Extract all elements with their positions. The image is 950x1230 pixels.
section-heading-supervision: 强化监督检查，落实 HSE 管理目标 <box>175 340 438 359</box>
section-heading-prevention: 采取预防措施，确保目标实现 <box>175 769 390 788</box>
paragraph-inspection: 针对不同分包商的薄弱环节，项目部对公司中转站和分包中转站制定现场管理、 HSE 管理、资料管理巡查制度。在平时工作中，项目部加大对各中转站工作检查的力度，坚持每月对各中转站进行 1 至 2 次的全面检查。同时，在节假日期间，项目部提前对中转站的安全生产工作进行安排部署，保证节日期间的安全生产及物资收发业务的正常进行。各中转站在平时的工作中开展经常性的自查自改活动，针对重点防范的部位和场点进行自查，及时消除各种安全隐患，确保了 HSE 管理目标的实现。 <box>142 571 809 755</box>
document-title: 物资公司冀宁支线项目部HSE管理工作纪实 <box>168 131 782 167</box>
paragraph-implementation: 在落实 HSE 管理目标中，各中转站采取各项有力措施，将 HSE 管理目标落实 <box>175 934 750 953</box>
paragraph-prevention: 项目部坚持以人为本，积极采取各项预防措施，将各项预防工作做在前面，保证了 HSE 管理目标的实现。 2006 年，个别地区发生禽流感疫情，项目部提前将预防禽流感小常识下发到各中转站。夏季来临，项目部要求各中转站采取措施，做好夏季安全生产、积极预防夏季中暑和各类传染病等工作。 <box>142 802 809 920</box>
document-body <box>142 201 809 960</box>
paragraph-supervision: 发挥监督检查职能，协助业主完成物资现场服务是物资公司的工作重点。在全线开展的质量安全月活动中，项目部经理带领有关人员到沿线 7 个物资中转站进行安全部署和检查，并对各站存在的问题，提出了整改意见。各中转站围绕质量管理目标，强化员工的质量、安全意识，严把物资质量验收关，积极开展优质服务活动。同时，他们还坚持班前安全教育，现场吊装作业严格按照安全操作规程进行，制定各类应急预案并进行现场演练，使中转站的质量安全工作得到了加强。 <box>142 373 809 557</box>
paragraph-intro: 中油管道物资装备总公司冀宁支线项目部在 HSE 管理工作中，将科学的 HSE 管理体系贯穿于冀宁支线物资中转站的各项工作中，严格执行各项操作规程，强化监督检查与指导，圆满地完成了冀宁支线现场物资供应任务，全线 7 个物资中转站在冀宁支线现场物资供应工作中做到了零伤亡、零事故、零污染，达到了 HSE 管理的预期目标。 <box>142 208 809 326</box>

------------

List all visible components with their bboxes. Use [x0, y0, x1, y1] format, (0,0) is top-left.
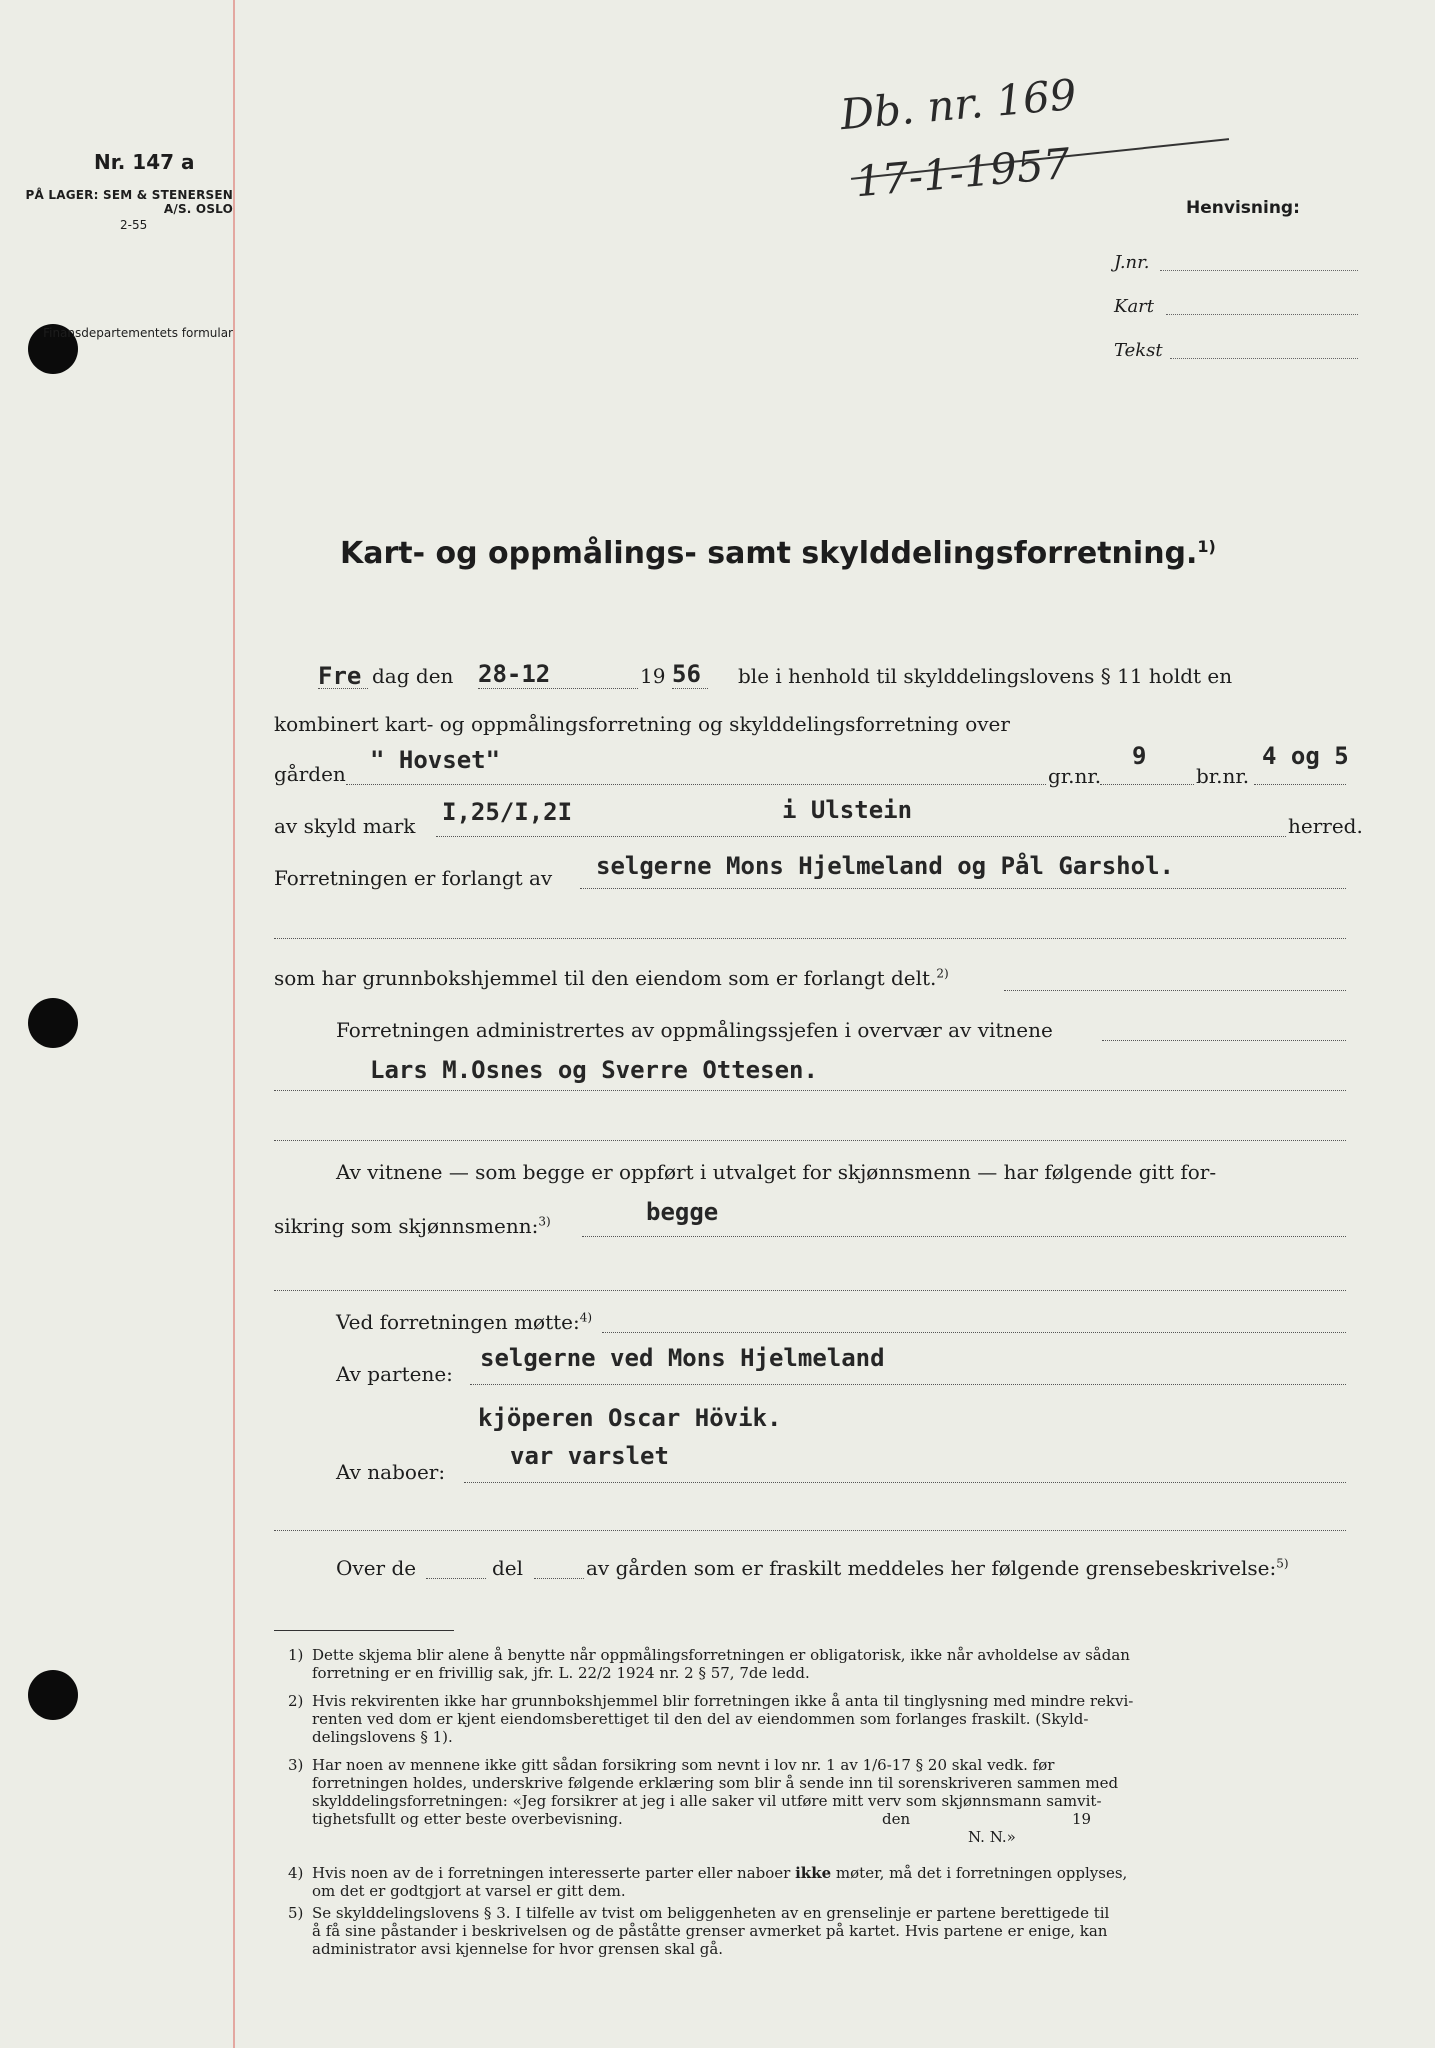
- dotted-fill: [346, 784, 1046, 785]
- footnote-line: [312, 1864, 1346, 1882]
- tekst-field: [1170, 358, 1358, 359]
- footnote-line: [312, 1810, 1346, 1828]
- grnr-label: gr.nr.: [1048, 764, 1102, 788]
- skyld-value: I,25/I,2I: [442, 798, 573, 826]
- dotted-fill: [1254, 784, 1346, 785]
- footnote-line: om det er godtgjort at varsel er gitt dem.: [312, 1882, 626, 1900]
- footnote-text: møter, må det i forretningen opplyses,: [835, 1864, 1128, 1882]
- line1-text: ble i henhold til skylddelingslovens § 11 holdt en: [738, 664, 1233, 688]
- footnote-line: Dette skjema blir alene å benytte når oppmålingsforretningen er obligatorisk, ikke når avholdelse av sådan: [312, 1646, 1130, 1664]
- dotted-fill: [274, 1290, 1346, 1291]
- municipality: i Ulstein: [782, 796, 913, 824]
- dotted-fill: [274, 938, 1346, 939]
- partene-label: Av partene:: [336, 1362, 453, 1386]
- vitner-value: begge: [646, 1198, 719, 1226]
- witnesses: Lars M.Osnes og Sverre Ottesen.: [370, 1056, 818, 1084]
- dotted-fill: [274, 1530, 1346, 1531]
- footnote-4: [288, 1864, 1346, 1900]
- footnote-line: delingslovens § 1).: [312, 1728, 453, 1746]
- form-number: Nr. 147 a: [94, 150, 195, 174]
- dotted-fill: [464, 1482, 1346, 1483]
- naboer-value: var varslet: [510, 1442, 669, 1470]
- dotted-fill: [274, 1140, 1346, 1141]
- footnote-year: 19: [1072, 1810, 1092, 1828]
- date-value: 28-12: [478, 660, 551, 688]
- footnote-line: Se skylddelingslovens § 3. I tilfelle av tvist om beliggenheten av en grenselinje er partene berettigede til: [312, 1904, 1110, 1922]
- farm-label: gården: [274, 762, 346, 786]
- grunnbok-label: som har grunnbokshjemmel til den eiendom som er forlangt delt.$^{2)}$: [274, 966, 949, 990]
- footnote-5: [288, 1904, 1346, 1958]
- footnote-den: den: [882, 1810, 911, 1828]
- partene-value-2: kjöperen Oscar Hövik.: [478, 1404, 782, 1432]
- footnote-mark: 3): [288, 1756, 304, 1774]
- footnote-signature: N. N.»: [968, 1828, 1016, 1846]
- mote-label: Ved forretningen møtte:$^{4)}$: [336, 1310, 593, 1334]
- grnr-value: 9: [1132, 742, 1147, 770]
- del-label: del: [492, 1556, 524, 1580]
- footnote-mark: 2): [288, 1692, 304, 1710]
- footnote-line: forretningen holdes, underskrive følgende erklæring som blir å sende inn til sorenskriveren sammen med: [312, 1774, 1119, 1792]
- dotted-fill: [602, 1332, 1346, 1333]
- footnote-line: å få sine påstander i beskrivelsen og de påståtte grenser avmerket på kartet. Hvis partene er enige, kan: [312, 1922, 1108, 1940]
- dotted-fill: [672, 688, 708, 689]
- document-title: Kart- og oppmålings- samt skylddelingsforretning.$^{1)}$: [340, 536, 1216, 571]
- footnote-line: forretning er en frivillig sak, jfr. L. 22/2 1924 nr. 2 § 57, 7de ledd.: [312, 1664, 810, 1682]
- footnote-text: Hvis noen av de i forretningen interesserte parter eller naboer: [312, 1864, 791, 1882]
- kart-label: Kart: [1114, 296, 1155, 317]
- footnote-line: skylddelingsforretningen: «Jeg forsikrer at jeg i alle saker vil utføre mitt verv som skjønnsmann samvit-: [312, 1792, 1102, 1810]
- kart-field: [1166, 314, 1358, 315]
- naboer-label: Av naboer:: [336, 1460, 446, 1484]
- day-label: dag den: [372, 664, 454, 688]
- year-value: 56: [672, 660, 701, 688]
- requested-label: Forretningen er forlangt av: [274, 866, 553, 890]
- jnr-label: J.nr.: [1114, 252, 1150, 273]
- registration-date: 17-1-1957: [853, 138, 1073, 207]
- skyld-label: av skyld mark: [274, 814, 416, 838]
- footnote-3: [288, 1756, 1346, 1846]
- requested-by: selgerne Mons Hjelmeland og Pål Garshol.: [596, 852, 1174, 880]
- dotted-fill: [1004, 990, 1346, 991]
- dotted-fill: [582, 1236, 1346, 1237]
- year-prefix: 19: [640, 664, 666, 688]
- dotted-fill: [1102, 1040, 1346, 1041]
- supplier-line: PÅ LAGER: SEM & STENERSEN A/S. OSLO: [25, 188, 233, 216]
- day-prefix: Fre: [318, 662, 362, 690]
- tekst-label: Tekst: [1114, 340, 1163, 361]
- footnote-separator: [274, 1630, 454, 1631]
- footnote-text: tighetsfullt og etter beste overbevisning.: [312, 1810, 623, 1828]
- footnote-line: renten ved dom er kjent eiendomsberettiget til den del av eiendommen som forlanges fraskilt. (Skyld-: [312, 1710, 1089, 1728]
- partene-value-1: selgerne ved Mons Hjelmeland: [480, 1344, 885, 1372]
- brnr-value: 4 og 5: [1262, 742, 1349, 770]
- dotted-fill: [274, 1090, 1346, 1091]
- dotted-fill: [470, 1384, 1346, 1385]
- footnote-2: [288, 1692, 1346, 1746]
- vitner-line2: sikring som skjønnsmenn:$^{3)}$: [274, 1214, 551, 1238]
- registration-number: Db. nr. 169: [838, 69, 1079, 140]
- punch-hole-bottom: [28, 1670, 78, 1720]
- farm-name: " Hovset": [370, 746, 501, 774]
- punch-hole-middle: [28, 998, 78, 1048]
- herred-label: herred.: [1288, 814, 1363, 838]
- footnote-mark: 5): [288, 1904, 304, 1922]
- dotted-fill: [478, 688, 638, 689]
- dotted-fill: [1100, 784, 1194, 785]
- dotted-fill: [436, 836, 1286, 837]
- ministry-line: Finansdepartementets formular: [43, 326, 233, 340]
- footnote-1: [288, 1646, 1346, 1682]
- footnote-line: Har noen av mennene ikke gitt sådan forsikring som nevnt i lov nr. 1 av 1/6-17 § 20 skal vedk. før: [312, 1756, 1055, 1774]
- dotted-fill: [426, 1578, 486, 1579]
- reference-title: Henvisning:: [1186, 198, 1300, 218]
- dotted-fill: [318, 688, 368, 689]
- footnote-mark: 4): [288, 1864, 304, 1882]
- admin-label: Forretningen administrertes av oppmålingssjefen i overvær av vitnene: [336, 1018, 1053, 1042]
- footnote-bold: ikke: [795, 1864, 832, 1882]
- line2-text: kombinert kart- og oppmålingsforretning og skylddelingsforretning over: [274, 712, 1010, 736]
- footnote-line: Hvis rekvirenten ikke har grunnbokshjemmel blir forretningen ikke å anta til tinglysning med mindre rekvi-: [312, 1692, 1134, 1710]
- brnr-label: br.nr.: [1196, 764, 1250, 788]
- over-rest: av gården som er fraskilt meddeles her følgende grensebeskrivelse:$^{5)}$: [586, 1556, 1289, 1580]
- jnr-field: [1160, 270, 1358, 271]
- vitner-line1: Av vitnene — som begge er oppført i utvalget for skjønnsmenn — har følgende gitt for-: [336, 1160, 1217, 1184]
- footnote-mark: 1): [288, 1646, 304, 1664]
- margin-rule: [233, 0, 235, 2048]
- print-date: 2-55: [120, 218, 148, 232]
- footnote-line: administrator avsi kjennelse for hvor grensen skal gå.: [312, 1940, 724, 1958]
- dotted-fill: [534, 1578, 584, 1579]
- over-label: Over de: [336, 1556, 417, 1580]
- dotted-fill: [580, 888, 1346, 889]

------------

Rewrite the rows starting with the one that contains "Extract all elements" and going on through the one that contains "document-title: 物资公司冀宁支线项目部HSE管理工作纪实 <box>168", changing "positions" to "locations" and leaving everything else as it is.

Final result »
Extract all elements with their locations. The image is 950x1230 pixels.
section-heading-supervision: 强化监督检查，落实 HSE 管理目标 <box>175 340 438 359</box>
section-heading-prevention: 采取预防措施，确保目标实现 <box>175 769 390 788</box>
paragraph-inspection: 针对不同分包商的薄弱环节，项目部对公司中转站和分包中转站制定现场管理、 HSE 管理、资料管理巡查制度。在平时工作中，项目部加大对各中转站工作检查的力度，坚持每月对各中转站进行 1 至 2 次的全面检查。同时，在节假日期间，项目部提前对中转站的安全生产工作进行安排部署，保证节日期间的安全生产及物资收发业务的正常进行。各中转站在平时的工作中开展经常性的自查自改活动，针对重点防范的部位和场点进行自查，及时消除各种安全隐患，确保了 HSE 管理目标的实现。 <box>142 571 809 755</box>
document-title: 物资公司冀宁支线项目部HSE管理工作纪实 <box>168 131 782 167</box>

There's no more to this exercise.